- [Written request]:
Pull every line containing "label" from the entries.
-- Start --
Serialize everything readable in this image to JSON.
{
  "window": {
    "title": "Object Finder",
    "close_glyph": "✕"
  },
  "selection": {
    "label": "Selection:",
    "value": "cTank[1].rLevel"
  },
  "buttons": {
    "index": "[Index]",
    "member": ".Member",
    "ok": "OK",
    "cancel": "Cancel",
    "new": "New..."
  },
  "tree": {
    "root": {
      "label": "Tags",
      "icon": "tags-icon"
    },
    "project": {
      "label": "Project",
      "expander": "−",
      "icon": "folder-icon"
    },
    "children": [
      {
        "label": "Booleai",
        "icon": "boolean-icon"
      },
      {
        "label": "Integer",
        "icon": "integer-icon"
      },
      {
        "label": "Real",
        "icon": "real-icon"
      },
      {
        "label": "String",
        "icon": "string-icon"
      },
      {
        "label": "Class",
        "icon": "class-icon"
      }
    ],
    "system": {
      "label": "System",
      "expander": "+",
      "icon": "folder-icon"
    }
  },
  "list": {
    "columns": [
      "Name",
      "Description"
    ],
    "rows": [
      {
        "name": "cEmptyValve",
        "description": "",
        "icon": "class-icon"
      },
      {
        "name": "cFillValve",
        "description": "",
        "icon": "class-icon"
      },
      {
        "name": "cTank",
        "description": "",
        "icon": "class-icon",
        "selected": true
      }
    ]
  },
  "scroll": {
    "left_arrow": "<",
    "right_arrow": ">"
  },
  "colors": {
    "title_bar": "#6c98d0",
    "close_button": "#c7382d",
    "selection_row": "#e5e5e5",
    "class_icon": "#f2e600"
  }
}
-- End --
- [Solution to this exercise]:
    "label": "Selection:",
      "label": "Tags",
      "label": "Project",
        "label": "Booleai",
        "label": "Integer",
        "label": "Real",
        "label": "String",
        "label": "Class",
      "label": "System",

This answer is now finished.